start Given data
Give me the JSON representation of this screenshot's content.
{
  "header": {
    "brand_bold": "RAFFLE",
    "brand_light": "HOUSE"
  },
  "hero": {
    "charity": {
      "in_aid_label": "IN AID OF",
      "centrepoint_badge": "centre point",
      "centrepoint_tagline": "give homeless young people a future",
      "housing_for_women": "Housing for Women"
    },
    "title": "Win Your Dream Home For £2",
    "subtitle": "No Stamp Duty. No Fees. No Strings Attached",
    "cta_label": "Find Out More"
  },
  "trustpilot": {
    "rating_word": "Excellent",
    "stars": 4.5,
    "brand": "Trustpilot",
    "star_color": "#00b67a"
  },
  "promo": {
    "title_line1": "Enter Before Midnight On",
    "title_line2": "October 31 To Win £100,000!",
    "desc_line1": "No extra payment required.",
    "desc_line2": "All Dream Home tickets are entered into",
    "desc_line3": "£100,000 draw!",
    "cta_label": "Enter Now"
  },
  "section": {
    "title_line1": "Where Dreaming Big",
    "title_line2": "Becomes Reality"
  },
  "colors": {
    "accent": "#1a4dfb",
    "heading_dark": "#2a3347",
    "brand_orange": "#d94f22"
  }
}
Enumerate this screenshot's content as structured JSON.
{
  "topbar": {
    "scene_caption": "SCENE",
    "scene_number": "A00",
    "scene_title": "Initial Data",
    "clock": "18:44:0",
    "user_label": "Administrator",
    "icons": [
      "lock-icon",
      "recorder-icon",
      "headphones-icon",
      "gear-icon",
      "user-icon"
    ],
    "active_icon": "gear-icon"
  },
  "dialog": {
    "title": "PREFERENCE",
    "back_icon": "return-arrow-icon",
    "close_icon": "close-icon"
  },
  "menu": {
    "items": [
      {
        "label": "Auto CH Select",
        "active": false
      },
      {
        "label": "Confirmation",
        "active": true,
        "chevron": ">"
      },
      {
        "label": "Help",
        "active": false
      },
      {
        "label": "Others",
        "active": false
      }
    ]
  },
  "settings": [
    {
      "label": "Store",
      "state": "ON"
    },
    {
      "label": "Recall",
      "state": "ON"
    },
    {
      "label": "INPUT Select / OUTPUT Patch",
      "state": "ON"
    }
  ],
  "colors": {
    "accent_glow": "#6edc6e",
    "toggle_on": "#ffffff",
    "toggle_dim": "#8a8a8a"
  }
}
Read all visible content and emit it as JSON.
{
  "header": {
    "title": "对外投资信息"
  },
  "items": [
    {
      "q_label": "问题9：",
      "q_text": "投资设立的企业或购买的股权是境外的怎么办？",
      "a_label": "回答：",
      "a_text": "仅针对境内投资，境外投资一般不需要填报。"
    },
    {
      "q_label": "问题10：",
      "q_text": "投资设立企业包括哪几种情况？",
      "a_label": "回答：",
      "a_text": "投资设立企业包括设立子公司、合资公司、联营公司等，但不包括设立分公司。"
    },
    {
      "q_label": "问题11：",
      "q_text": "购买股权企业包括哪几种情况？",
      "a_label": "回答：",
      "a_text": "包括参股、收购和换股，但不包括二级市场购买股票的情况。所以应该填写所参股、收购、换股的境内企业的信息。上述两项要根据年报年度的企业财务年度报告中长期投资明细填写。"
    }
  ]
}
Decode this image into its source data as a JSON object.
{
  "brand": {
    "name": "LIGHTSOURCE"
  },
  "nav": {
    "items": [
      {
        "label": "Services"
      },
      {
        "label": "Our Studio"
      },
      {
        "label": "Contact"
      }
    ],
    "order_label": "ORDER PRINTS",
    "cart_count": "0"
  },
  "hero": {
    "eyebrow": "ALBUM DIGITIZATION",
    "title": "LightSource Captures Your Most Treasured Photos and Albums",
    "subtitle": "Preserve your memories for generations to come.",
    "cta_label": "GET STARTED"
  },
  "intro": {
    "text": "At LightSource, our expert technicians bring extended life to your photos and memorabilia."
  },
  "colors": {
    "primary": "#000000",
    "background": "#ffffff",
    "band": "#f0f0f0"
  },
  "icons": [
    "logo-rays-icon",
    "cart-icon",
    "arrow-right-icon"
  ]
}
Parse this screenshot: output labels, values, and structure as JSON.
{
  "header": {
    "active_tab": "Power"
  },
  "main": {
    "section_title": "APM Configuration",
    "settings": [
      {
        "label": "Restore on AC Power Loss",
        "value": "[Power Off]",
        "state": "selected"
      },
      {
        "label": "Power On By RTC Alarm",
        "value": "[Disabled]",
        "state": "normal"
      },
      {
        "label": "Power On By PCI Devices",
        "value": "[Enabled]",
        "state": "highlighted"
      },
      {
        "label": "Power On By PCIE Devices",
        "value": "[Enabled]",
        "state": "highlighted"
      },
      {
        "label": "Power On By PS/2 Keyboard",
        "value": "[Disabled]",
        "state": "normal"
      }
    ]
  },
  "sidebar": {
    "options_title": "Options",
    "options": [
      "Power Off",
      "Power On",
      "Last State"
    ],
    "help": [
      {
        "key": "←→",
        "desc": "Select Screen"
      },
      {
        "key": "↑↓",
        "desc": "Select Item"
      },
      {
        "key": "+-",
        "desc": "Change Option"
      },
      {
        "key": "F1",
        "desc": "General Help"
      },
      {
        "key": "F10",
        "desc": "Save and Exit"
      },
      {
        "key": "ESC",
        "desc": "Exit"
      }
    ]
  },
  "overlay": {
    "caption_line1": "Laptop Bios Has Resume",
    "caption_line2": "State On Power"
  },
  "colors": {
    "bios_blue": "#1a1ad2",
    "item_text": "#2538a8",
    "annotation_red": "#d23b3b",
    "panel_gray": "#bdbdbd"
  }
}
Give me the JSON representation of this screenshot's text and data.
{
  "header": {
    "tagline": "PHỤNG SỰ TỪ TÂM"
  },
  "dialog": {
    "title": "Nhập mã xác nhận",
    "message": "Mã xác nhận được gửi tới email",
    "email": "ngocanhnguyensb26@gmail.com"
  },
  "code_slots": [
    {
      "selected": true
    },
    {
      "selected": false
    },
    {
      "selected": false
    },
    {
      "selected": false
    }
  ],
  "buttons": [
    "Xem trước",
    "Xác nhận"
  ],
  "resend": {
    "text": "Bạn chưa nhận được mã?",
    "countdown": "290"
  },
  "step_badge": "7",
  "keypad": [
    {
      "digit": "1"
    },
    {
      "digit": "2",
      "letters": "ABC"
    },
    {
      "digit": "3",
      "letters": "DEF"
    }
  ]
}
end Given data
• **What to do**
Copy the material above, line for line.

• **Answer in full**
Give me the JSON representation of this screenshot's content.
{
  "header": {
    "brand_bold": "RAFFLE",
    "brand_light": "HOUSE"
  },
  "hero": {
    "charity": {
      "in_aid_label": "IN AID OF",
      "centrepoint_badge": "centre point",
      "centrepoint_tagline": "give homeless young people a future",
      "housing_for_women": "Housing for Women"
    },
    "title": "Win Your Dream Home For £2",
    "subtitle": "No Stamp Duty. No Fees. No Strings Attached",
    "cta_label": "Find Out More"
  },
  "trustpilot": {
    "rating_word": "Excellent",
    "stars": 4.5,
    "brand": "Trustpilot",
    "star_color": "#00b67a"
  },
  "promo": {
    "title_line1": "Enter Before Midnight On",
    "title_line2": "October 31 To Win £100,000!",
    "desc_line1": "No extra payment required.",
    "desc_line2": "All Dream Home tickets are entered into",
    "desc_line3": "£100,000 draw!",
    "cta_label": "Enter Now"
  },
  "section": {
    "title_line1": "Where Dreaming Big",
    "title_line2": "Becomes Reality"
  },
  "colors": {
    "accent": "#1a4dfb",
    "heading_dark": "#2a3347",
    "brand_orange": "#d94f22"
  }
}
Enumerate this screenshot's content as structured JSON.
{
  "topbar": {
    "scene_caption": "SCENE",
    "scene_number": "A00",
    "scene_title": "Initial Data",
    "clock": "18:44:0",
    "user_label": "Administrator",
    "icons": [
      "lock-icon",
      "recorder-icon",
      "headphones-icon",
      "gear-icon",
      "user-icon"
    ],
    "active_icon": "gear-icon"
  },
  "dialog": {
    "title": "PREFERENCE",
    "back_icon": "return-arrow-icon",
    "close_icon": "close-icon"
  },
  "menu": {
    "items": [
      {
        "label": "Auto CH Select",
        "active": false
      },
      {
        "label": "Confirmation",
        "active": true,
        "chevron": ">"
      },
      {
        "label": "Help",
        "active": false
      },
      {
        "label": "Others",
        "active": false
      }
    ]
  },
  "settings": [
    {
      "label": "Store",
      "state": "ON"
    },
    {
      "label": "Recall",
      "state": "ON"
    },
    {
      "label": "INPUT Select / OUTPUT Patch",
      "state": "ON"
    }
  ],
  "colors": {
    "accent_glow": "#6edc6e",
    "toggle_on": "#ffffff",
    "toggle_dim": "#8a8a8a"
  }
}
Read all visible content and emit it as JSON.
{
  "header": {
    "title": "对外投资信息"
  },
  "items": [
    {
      "q_label": "问题9：",
      "q_text": "投资设立的企业或购买的股权是境外的怎么办？",
      "a_label": "回答：",
      "a_text": "仅针对境内投资，境外投资一般不需要填报。"
    },
    {
      "q_label": "问题10：",
      "q_text": "投资设立企业包括哪几种情况？",
      "a_label": "回答：",
      "a_text": "投资设立企业包括设立子公司、合资公司、联营公司等，但不包括设立分公司。"
    },
    {
      "q_label": "问题11：",
      "q_text": "购买股权企业包括哪几种情况？",
      "a_label": "回答：",
      "a_text": "包括参股、收购和换股，但不包括二级市场购买股票的情况。所以应该填写所参股、收购、换股的境内企业的信息。上述两项要根据年报年度的企业财务年度报告中长期投资明细填写。"
    }
  ]
}
Decode this image into its source data as a JSON object.
{
  "brand": {
    "name": "LIGHTSOURCE"
  },
  "nav": {
    "items": [
      {
        "label": "Services"
      },
      {
        "label": "Our Studio"
      },
      {
        "label": "Contact"
      }
    ],
    "order_label": "ORDER PRINTS",
    "cart_count": "0"
  },
  "hero": {
    "eyebrow": "ALBUM DIGITIZATION",
    "title": "LightSource Captures Your Most Treasured Photos and Albums",
    "subtitle": "Preserve your memories for generations to come.",
    "cta_label": "GET STARTED"
  },
  "intro": {
    "text": "At LightSource, our expert technicians bring extended life to your photos and memorabilia."
  },
  "colors": {
    "primary": "#000000",
    "background": "#ffffff",
    "band": "#f0f0f0"
  },
  "icons": [
    "logo-rays-icon",
    "cart-icon",
    "arrow-right-icon"
  ]
}
Parse this screenshot: output labels, values, and structure as JSON.
{
  "header": {
    "active_tab": "Power"
  },
  "main": {
    "section_title": "APM Configuration",
    "settings": [
      {
        "label": "Restore on AC Power Loss",
        "value": "[Power Off]",
        "state": "selected"
      },
      {
        "label": "Power On By RTC Alarm",
        "value": "[Disabled]",
        "state": "normal"
      },
      {
        "label": "Power On By PCI Devices",
        "value": "[Enabled]",
        "state": "highlighted"
      },
      {
        "label": "Power On By PCIE Devices",
        "value": "[Enabled]",
        "state": "highlighted"
      },
      {
        "label": "Power On By PS/2 Keyboard",
        "value": "[Disabled]",
        "state": "normal"
      }
    ]
  },
  "sidebar": {
    "options_title": "Options",
    "options": [
      "Power Off",
      "Power On",
      "Last State"
    ],
    "help": [
      {
        "key": "←→",
        "desc": "Select Screen"
      },
      {
        "key": "↑↓",
        "desc": "Select Item"
      },
      {
        "key": "+-",
        "desc": "Change Option"
      },
      {
        "key": "F1",
        "desc": "General Help"
      },
      {
        "key": "F10",
        "desc": "Save and Exit"
      },
      {
        "key": "ESC",
        "desc": "Exit"
      }
    ]
  },
  "overlay": {
    "caption_line1": "Laptop Bios Has Resume",
    "caption_line2": "State On Power"
  },
  "colors": {
    "bios_blue": "#1a1ad2",
    "item_text": "#2538a8",
    "annotation_red": "#d23b3b",
    "panel_gray": "#bdbdbd"
  }
}
Give me the JSON representation of this screenshot's text and data.
{
  "header": {
    "tagline": "PHỤNG SỰ TỪ TÂM"
  },
  "dialog": {
    "title": "Nhập mã xác nhận",
    "message": "Mã xác nhận được gửi tới email",
    "email": "ngocanhnguyensb26@gmail.com"
  },
  "code_slots": [
    {
      "selected": true
    },
    {
      "selected": false
    },
    {
      "selected": false
    },
    {
      "selected": false
    }
  ],
  "buttons": [
    "Xem trước",
    "Xác nhận"
  ],
  "resend": {
    "text": "Bạn chưa nhận được mã?",
    "countdown": "290"
  },
  "step_badge": "7",
  "keypad": [
    {
      "digit": "1"
    },
    {
      "digit": "2",
      "letters": "ABC"
    },
    {
      "digit": "3",
      "letters": "DEF"
    }
  ]
}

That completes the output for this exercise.